◆ SOURCE DATA ◆

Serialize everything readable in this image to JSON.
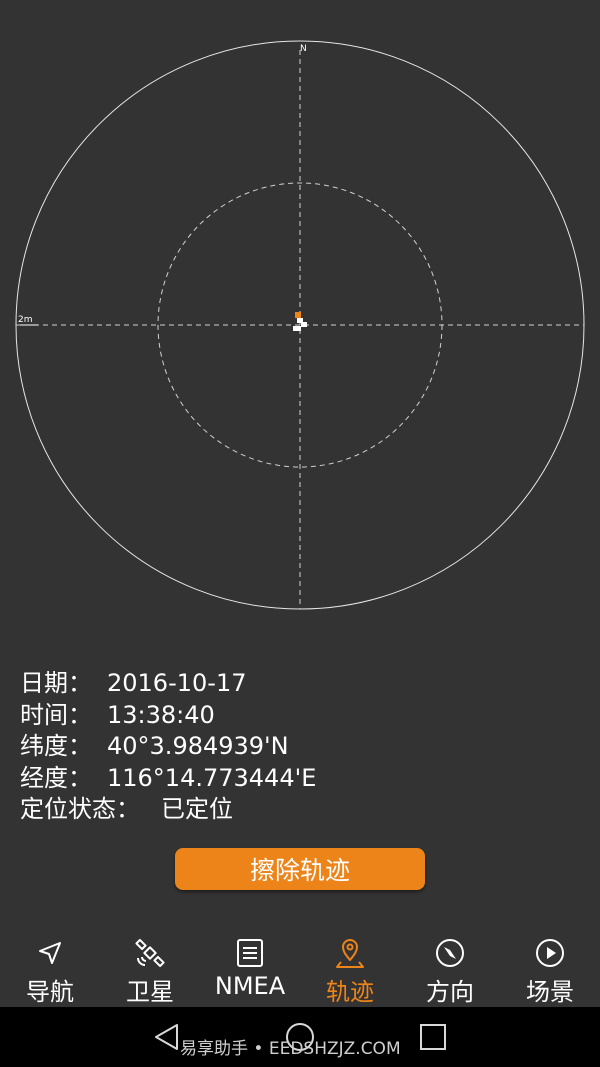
{
  "radar": {
    "north_label": "N",
    "scale_label": "2m"
  },
  "info": {
    "date_label": "日期：",
    "date_value": "2016-10-17",
    "time_label": "时间：",
    "time_value": "13:38:40",
    "lat_label": "纬度：",
    "lat_value": "40°3.984939'N",
    "lon_label": "经度：",
    "lon_value": "116°14.773444'E",
    "status_label": "定位状态：",
    "status_value": "已定位"
  },
  "clear_button_label": "擦除轨迹",
  "tabs": [
    {
      "label": "导航",
      "icon": "navigation-arrow-icon"
    },
    {
      "label": "卫星",
      "icon": "satellite-icon"
    },
    {
      "label": "NMEA",
      "icon": "document-lines-icon"
    },
    {
      "label": "轨迹",
      "icon": "location-pin-icon"
    },
    {
      "label": "方向",
      "icon": "compass-icon"
    },
    {
      "label": "场景",
      "icon": "play-circle-icon"
    }
  ],
  "active_tab": 3,
  "watermark": "易享助手 • EEDSHZJZ.COM",
  "colors": {
    "background": "#333333",
    "accent": "#ec8419",
    "text": "#ffffff",
    "navbar": "#000000"
  }
}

◆ OBJECTIVE ◆
Please repeat the entries exactly. Do not include the pictures.

◆ ANSWER TO THIS TASK ◆
Serialize everything readable in this image to JSON.
{
  "radar": {
    "north_label": "N",
    "scale_label": "2m"
  },
  "info": {
    "date_label": "日期：",
    "date_value": "2016-10-17",
    "time_label": "时间：",
    "time_value": "13:38:40",
    "lat_label": "纬度：",
    "lat_value": "40°3.984939'N",
    "lon_label": "经度：",
    "lon_value": "116°14.773444'E",
    "status_label": "定位状态：",
    "status_value": "已定位"
  },
  "clear_button_label": "擦除轨迹",
  "tabs": [
    {
      "label": "导航",
      "icon": "navigation-arrow-icon"
    },
    {
      "label": "卫星",
      "icon": "satellite-icon"
    },
    {
      "label": "NMEA",
      "icon": "document-lines-icon"
    },
    {
      "label": "轨迹",
      "icon": "location-pin-icon"
    },
    {
      "label": "方向",
      "icon": "compass-icon"
    },
    {
      "label": "场景",
      "icon": "play-circle-icon"
    }
  ],
  "active_tab": 3,
  "watermark": "易享助手 • EEDSHZJZ.COM",
  "colors": {
    "background": "#333333",
    "accent": "#ec8419",
    "text": "#ffffff",
    "navbar": "#000000"
  }
}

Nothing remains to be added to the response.